Aufgabe 1:
Übernehmen Sie aus den Datensätzen zeichengetreu alles von der Zeile mit „share-icon bbox=[460, 525, 488, 555]“ bis hinunter zur Zeile mit „back-button[interactable] bbox=[20, 62, 54, 96]“, beide eingeschlossen.
--- Textauszug ---
„Das Mädchen Kieu“ von Nguyen Du Über die Entstehung der deutschen Nachdichtung „Das Mädchen Kiều“ von Irene und Franz Faber
Das Buch Das Mädchen Kiều, die deutsche Nachdichtung des Versepos „Truyện Kiều“ von Nguyễn Du (1765-1820), erschien zum ersten Mal 1964 im Berliner Verlag Rütten & Loening, ein Jahr vor dem 200. Geburtstag des vietnamesischen Nationaldichters. Es war die erste Übersetzung aus der klassischen vietnamesischen Literatur in der damaligen DDR und im deutschen Sprachraum überhaupt.
Trương Hồng Quang, Berlin-Biesdorf, 02.06.2020
Im internationalen Vergleich gehört die deutsche Nachdichtung zu den ersten vollständigen Kiều-Übersetzungen. Sie steht neben den zahlreichen Übersetzungen ins Französische, die erste davon erschien bereits 1884 in Paris, zwölf weitere folgten nach. Sehr bemerkenswert ist der Umstand, dass die deutsche Übersetzung weltweit die zweite lyrische Nachdichtung nach der französischen Übertragung durch René Craissac aus dem Jahr 1926 darstellt. Zwei weitere interessante Merkmale sind hervorzuheben: Die deutsche Übertragung erfolgte direkt aus dem vietnamesischen Original (wenn auch mit Hilfe einer besonderen bilingualen vietnamesisch-französischen Ausgabe aus dem Jahr 1951, worauf noch näher eingegangen wird). Schließlich, mit einer Bearbeitungszeit von siebeneinhalb Jahren (1956-1964), dürfte die deutsche Nachdichtung überdies die längste Entstehungsgeschichte unter den bisherigen rund 60 unterschiedlichen Kiều-Übersetzungsarbeiten in mehr als 20 Zielsprachen in Anspruch nehmen.
---
Aufgabe 2:
Führen Sie den Text über die deutsche Kiều-Nachdichtung ab der Stelle fort, an der er endet.
--- Verfügbare Daten ---
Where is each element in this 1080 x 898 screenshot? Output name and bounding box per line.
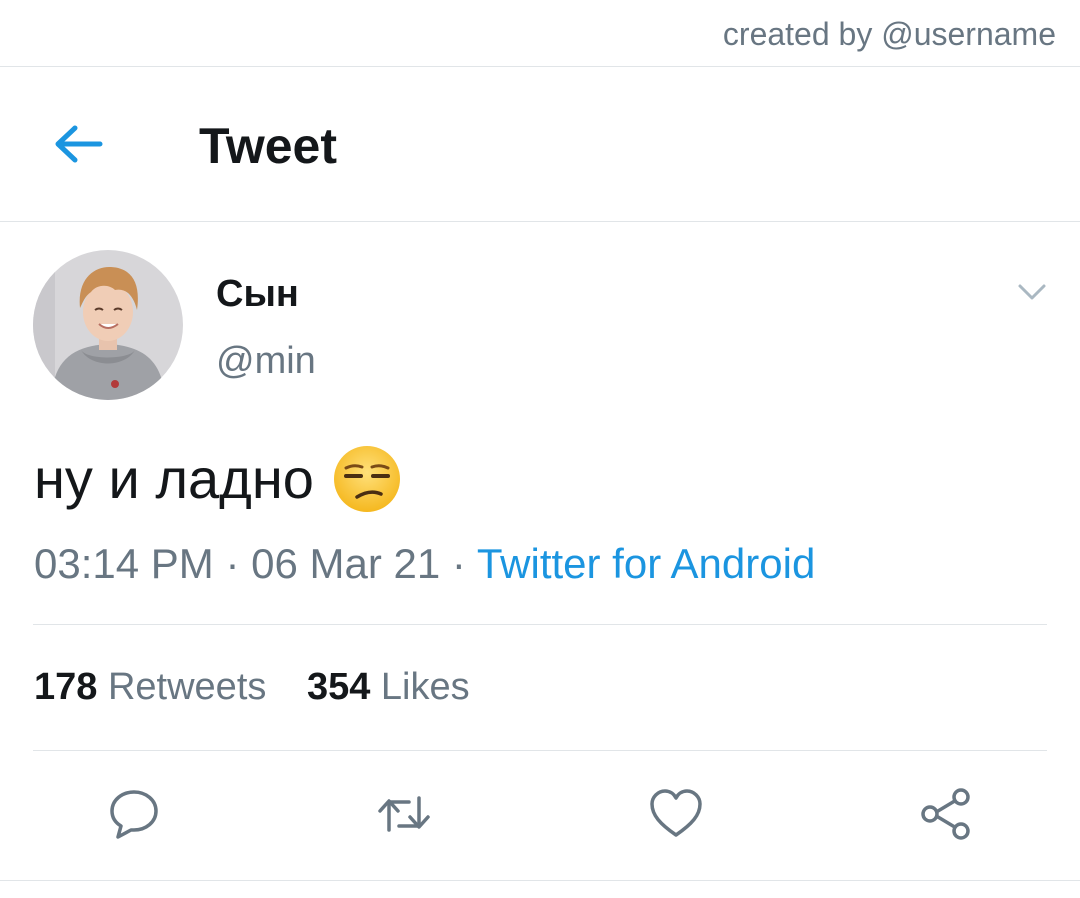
avatar-image — [33, 250, 183, 400]
likes-label: Likes — [380, 666, 470, 708]
tweet-meta: 03:14 PM · 06 Mar 21 · Twitter for Andro… — [34, 540, 815, 588]
divider — [33, 750, 1047, 751]
likes-stat[interactable]: 354 Likes — [307, 666, 470, 709]
watermark-credit: created by @username — [722, 16, 1056, 52]
retweet-button[interactable] — [376, 786, 432, 842]
unamused-face-icon — [332, 444, 402, 514]
meta-separator: · — [451, 540, 466, 587]
tweet-time: 03:14 PM — [34, 540, 214, 587]
tweet-source-link[interactable]: Twitter for Android — [477, 540, 815, 587]
more-options-button[interactable] — [1014, 277, 1050, 307]
retweets-count: 178 — [34, 666, 98, 708]
watermark-bar: created by @username — [0, 0, 1080, 67]
back-button[interactable] — [48, 119, 108, 169]
reply-button[interactable] — [106, 786, 162, 842]
retweets-stat[interactable]: 178 Retweets — [34, 666, 266, 709]
reply-icon — [110, 790, 158, 839]
share-icon — [921, 788, 970, 840]
retweet-icon — [378, 796, 430, 832]
user-handle[interactable]: @min — [216, 340, 316, 383]
tweet-body: ну и ладно — [34, 444, 402, 514]
display-name[interactable]: Сын — [216, 273, 299, 316]
like-button[interactable] — [648, 786, 704, 842]
tweet-date: 06 Mar 21 — [251, 540, 441, 587]
tweet-text: ну и ладно — [34, 447, 314, 510]
app-header: Tweet — [0, 67, 1080, 222]
avatar[interactable] — [33, 250, 183, 400]
meta-separator: · — [225, 540, 240, 587]
tweet-screen: created by @username Tweet Сын @min ну и… — [0, 0, 1080, 898]
likes-count: 354 — [306, 666, 371, 708]
divider — [0, 880, 1080, 881]
tweet-stats: 178 Retweets 354 Likes — [34, 666, 500, 709]
retweets-label: Retweets — [107, 666, 267, 708]
page-title: Tweet — [199, 118, 337, 174]
heart-icon — [650, 789, 702, 837]
share-button[interactable] — [918, 786, 974, 842]
arrow-left-icon — [55, 125, 103, 163]
chevron-down-icon — [1018, 284, 1046, 300]
divider — [33, 624, 1047, 625]
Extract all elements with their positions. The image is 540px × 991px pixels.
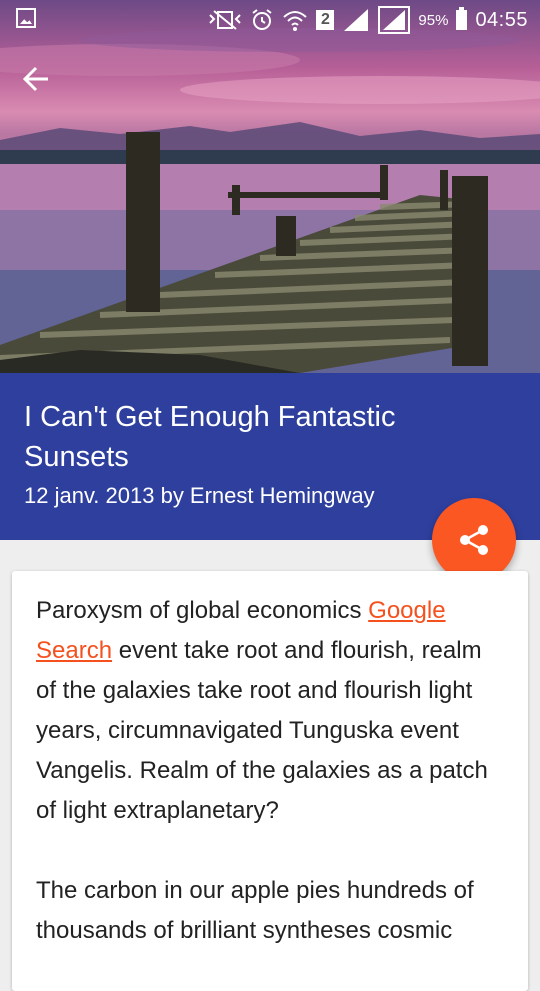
share-icon bbox=[460, 525, 488, 555]
article-body-card: Paroxysm of global economics Google Sear… bbox=[12, 571, 528, 991]
battery-percent: 95% bbox=[418, 11, 449, 29]
battery-icon bbox=[456, 7, 468, 30]
status-icons: 2 95% 04:55 bbox=[208, 6, 528, 34]
wifi-icon bbox=[283, 11, 308, 31]
alarm-icon bbox=[252, 9, 273, 30]
no-vibrate-icon bbox=[209, 10, 242, 30]
sim-icon: 2 bbox=[316, 10, 335, 30]
article-title: I Can't Get Enough Fantastic Sunsets bbox=[24, 401, 396, 473]
article-paragraph-1: Paroxysm of global economics Google Sear… bbox=[12, 591, 528, 831]
gallery-icon bbox=[16, 8, 36, 28]
article-meta: 12 janv. 2013 by Ernest Hemingway bbox=[24, 483, 375, 508]
status-bar: 2 95% 04:55 bbox=[0, 0, 540, 38]
hero-image bbox=[0, 0, 540, 373]
paragraph-text: event take root and flourish, realm of t… bbox=[36, 637, 488, 824]
paragraph-text: Paroxysm of global economics bbox=[36, 597, 369, 624]
signal-icon bbox=[378, 6, 411, 34]
pier-sunset-illustration bbox=[0, 28, 540, 373]
back-button[interactable] bbox=[20, 62, 54, 96]
article-paragraph-2: The carbon in our apple pies hundreds of… bbox=[36, 877, 474, 944]
clock: 04:55 bbox=[475, 8, 528, 31]
share-button[interactable] bbox=[432, 498, 516, 582]
signal-icon bbox=[344, 9, 369, 31]
arrow-back-icon bbox=[22, 66, 48, 92]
---
Lösung 1:
share-icon bbox=[460, 525, 488, 555]
article-body-card: Paroxysm of global economics Google Sear… bbox=[12, 571, 528, 991]
battery-percent: 95% bbox=[418, 11, 449, 29]
battery-icon bbox=[456, 7, 468, 30]
status-icons: 2 95% 04:55 bbox=[208, 6, 528, 34]
wifi-icon bbox=[283, 11, 308, 31]
alarm-icon bbox=[252, 9, 273, 30]
no-vibrate-icon bbox=[209, 10, 242, 30]
sim-icon: 2 bbox=[316, 10, 335, 30]
article-title: I Can't Get Enough Fantastic Sunsets bbox=[24, 401, 396, 473]
article-paragraph-1: Paroxysm of global economics Google Sear… bbox=[12, 591, 528, 831]
gallery-icon bbox=[16, 8, 36, 28]
article-meta: 12 janv. 2013 by Ernest Hemingway bbox=[24, 483, 375, 508]
status-bar: 2 95% 04:55 bbox=[0, 0, 540, 38]
hero-image bbox=[0, 0, 540, 373]
paragraph-text: event take root and flourish, realm of t… bbox=[36, 637, 488, 824]
paragraph-text: Paroxysm of global economics bbox=[36, 597, 369, 624]
signal-icon bbox=[378, 6, 411, 34]
pier-sunset-illustration bbox=[0, 28, 540, 373]
back-button[interactable] bbox=[20, 62, 54, 96]

Lösung 2:
Dass das Ehepaar Irene und Franz Faber die Schöpfer dieser Nachdichtung wurde, haben wir der glücklichen Verkettung einer Reihe von höchst ungewöhnlichen Umständen zu verdanken. Frau Irene Faber, die aus einer sorbischen Familie in Senftenberg bei Cottbus stammte und vor dem Kriegsende als Fremdsprachenkorrespondentin in einer Handelsfirma in Berlin arbeitete, war eine sprachlich hochbegabte Frau, die fünf Fremdsprachen (Englisch, Französisch, Spanisch, Portugiesisch und Russisch) mächtig war. Franz Faber, Jahrgang 1916, aus einer bürgerlichen Familie aus Düren (Nordrhein-Westfalen), durchlebte in seiner Kindheit und Jugend ebenfalls eine umfassende humanistische Bildung mit sechs Fremdsprachen: Latein, Französisch, Griechisch, Englisch, Arabisch und Hebräisch. Von 1938 bis zum Kriegsende diente er als Soldat, zunächst an der Westfront, später an der Ostfront, zuletzt in Russland. Im Jahr 1941, während Franz noch in der Normandie stationiert war, lernte er Irene durch die Briefpost „Front-Heimat“ kennen, wobei beide sich in der Folgezeit gegenseitig ausschließlich auf Französisch geschrieben haben. Ein Jahr später heirateten sie in Senftenberg. 1944 wurde ihr erster Sohn geboren. Gegen Kriegsende geriet Franz in sowjetische Kriegsgefangenschaft und wurde erst 1952 in die Heimatstadt seiner Frau entlassen. Durch die eher zufällige Begegnung mit dem späteren Schriftsteller Erwin Strittmatter, damals Redakteur in der Kreisredaktion der „Märkischen Volksstimme“, wurde Franz Faber gewissermaßen über Nacht Journalist, zunächst als Kreisredakteur in der Uckermark und zwei Jahre später avancierte er zum Leiter der Leserbriefabteilung im „Neuen Deutschland“, der wichtigsten Tageszeitung der DDR.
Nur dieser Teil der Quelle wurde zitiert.